The source code is as follows: The source of the code here

https://blog.csdn.net/didiaopao/article/details/120022845?spm=1001.2014.3001.5501

import xml.etree.ElementTree as ET
import os
import random
from shutil import copyfile

classes = ["hat", "person"]
TRAIN_RATIO = 80


def clear_hidden_files(path):
    dir_list = os.listdir(path)
    for i in dir_list:
        abspath = os.path.join(os.path.abspath(path), i)
        if os.path.isfile(abspath):
            if i.startswith("._"):
                os.remove(abspath)
        else:
            clear_hidden_files(abspath)


def convert(size, box):
    dw = 1. / size[0]
    dh = 1. / size[1]
    x = (box[0] + box[1]) / 2.0
    y = (box[2] + box[3]) / 2.0
    w = box[1] - box[0]
    h = box[3] - box[2]
    x = x * dw
    w = w * dw
    y = y * dh
    h = h * dh
    return (x, y, w, h)


def convert_annotation(image_id):
    in_file = open('VOCdevkit/VOC2007/Annotations/%s.xml' % image_id)
    out_file = open('VOCdevkit/VOC2007/YOLOLabels/%s.txt' % image_id, 'w')
    tree = ET.parse(in_file)
    root = tree.getroot()
    size = root.find('size')
    w = int(size.find('width').text)
    h = int(size.find('height').text)

    for obj in root.iter('object'):
        difficult = obj.find('difficult').text
        cls = obj.find('name').text
        if cls not in classes or int(difficult) == 1:
            continue
        cls_id = classes.index(cls)
        xmlbox = obj.find('bndbox')
        b = (float(xmlbox.find('xmin').text), float(xmlbox.find('xmax').text), float(xmlbox.find('ymin').text),
             float(xmlbox.find('ymax').text))
        bb = convert((w, h), b)
        out_file.write(str(cls_id) + " " + " ".join([str(a) for a in bb]) + '\n')
    in_file.close()
    out_file.close()


wd = os.getcwd()
wd = os.getcwd()
data_base_dir = os.path.join(wd, "VOCdevkit/")
if not os.path.isdir(data_base_dir):
    os.mkdir(data_base_dir)
work_sapce_dir = os.path.join(data_base_dir, "VOC2007/")
if not os.path.isdir(work_sapce_dir):
    os.mkdir(work_sapce_dir)
annotation_dir = os.path.join(work_sapce_dir, "Annotations/")
if not os.path.isdir(annotation_dir):
    os.mkdir(annotation_dir)
clear_hidden_files(annotation_dir)
image_dir = os.path.join(work_sapce_dir, "JPEGImages/")
if not os.path.isdir(image_dir):
    os.mkdir(image_dir)
clear_hidden_files(image_dir)
yolo_labels_dir = os.path.join(work_sapce_dir, "YOLOLabels/")
if not os.path.isdir(yolo_labels_dir):
    os.mkdir(yolo_labels_dir)
clear_hidden_files(yolo_labels_dir)
yolov5_images_dir = os.path.join(data_base_dir, "images/")
if not os.path.isdir(yolov5_images_dir):
    os.mkdir(yolov5_images_dir)
clear_hidden_files(yolov5_images_dir)
yolov5_labels_dir = os.path.join(data_base_dir, "labels/")
if not os.path.isdir(yolov5_labels_dir):
    os.mkdir(yolov5_labels_dir)
clear_hidden_files(yolov5_labels_dir)

INFORMATION GIVEN:
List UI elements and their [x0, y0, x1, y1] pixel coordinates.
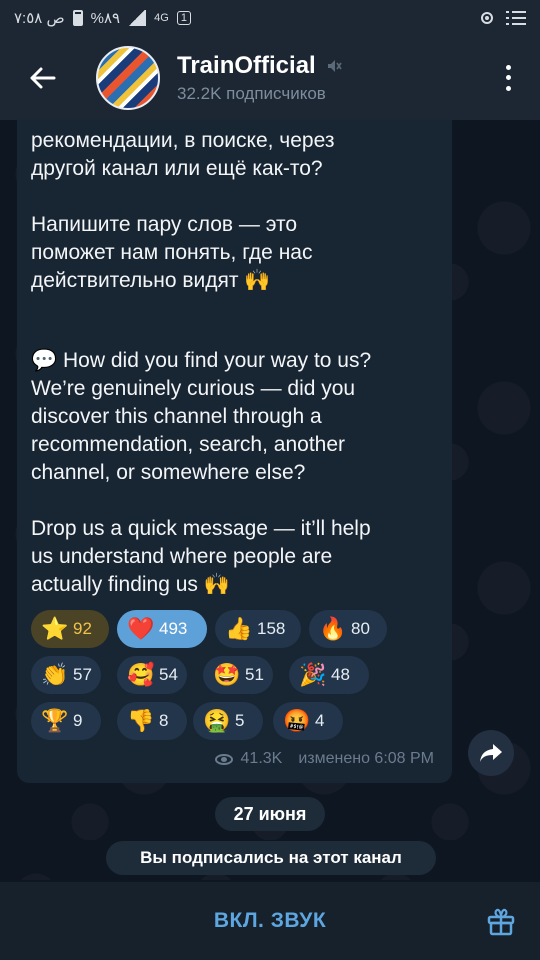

...

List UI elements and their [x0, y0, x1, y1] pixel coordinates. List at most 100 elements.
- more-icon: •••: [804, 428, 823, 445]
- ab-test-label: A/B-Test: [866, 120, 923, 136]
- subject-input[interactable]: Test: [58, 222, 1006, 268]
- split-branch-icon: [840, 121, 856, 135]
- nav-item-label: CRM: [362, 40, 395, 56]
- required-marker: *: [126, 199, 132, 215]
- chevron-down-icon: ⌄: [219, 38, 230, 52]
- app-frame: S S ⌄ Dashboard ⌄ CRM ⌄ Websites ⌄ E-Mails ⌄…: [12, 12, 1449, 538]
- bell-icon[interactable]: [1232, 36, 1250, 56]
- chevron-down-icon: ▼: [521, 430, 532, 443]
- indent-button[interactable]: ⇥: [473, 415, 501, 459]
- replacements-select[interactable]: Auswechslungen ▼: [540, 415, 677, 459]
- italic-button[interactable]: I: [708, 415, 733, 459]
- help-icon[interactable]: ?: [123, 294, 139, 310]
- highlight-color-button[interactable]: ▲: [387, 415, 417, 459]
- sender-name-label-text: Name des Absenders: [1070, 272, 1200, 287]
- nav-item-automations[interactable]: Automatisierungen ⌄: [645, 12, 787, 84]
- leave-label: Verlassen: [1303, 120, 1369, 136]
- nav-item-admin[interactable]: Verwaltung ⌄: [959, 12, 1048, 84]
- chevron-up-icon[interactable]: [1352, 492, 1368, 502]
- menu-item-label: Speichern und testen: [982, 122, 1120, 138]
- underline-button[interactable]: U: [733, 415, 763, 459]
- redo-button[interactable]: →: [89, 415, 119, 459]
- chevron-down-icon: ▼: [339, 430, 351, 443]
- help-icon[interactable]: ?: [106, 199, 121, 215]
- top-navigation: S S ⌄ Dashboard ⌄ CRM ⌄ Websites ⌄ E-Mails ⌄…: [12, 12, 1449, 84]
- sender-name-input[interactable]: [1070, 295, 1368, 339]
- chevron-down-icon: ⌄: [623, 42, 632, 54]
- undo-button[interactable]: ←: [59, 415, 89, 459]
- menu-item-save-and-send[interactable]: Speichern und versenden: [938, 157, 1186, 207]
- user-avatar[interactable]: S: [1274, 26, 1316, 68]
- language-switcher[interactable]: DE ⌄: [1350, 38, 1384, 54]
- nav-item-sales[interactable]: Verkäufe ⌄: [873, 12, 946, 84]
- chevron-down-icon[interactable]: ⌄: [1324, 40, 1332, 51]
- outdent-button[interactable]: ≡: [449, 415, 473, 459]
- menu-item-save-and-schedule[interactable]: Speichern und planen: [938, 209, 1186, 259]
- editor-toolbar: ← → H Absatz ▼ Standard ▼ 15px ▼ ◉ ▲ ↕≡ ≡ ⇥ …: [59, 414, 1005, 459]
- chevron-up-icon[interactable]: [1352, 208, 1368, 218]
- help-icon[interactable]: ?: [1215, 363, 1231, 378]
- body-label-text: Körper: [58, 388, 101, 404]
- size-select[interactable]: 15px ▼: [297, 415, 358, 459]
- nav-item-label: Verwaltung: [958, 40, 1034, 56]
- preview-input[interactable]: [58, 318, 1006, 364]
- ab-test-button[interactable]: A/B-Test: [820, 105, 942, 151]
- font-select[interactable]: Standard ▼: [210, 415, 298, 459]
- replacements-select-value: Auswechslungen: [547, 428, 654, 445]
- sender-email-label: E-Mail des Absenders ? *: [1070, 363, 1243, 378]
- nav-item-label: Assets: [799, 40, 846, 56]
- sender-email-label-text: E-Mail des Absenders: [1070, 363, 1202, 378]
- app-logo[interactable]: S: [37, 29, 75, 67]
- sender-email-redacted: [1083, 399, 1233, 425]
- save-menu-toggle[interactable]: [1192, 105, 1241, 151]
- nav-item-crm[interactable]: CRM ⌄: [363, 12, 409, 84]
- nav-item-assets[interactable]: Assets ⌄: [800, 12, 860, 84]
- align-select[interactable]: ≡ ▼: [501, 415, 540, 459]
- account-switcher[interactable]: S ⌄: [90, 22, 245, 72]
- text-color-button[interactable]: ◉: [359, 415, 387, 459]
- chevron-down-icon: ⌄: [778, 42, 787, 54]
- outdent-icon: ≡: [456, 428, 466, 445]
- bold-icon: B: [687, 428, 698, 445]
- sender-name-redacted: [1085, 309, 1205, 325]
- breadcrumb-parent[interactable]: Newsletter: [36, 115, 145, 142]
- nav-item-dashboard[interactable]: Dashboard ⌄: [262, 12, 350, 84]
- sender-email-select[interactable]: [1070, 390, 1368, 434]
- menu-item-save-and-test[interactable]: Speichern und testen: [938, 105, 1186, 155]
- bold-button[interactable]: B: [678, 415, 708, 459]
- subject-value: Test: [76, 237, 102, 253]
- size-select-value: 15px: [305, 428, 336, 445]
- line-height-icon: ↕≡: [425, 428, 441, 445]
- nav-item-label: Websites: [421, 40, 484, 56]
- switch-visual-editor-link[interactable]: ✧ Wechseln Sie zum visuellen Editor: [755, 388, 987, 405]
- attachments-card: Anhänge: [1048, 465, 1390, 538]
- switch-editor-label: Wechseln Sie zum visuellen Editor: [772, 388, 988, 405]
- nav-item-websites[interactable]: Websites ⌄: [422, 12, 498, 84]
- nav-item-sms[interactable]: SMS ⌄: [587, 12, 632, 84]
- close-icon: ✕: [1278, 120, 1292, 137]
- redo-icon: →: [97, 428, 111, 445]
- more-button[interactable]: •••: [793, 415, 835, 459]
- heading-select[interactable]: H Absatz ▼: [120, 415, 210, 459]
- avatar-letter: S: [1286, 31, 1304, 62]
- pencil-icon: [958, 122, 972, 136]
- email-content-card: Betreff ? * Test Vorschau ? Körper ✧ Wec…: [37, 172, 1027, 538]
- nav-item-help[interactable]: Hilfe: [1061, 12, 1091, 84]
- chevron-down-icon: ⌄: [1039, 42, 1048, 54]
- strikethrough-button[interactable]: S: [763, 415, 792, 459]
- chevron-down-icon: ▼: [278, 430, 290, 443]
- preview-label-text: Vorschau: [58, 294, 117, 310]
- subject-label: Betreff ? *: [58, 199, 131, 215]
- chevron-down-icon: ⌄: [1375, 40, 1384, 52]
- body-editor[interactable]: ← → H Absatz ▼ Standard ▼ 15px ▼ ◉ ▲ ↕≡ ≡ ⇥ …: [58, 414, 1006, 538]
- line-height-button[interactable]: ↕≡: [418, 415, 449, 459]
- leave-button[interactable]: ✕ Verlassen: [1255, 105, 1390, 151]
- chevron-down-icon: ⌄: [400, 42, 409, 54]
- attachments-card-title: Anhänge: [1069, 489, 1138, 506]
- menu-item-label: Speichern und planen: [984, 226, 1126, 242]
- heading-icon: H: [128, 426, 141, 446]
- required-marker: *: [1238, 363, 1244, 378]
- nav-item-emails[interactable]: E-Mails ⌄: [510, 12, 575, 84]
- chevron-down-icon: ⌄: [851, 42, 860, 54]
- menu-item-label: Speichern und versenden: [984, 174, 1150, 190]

REQUIREMENT:
Answer the following about the code passage above, each on its own line:
(a) Which class names does the list `classes` contain?
(b) What value is assigned to `TRAIN_RATIO`?
(c) Under what conditions does `convert_annotation` skip an object?

RESULT BELOW:
(a) "hat" and "person"
(b) 80
(c) When its class name is not in `classes`, or when its `difficult` value equals 1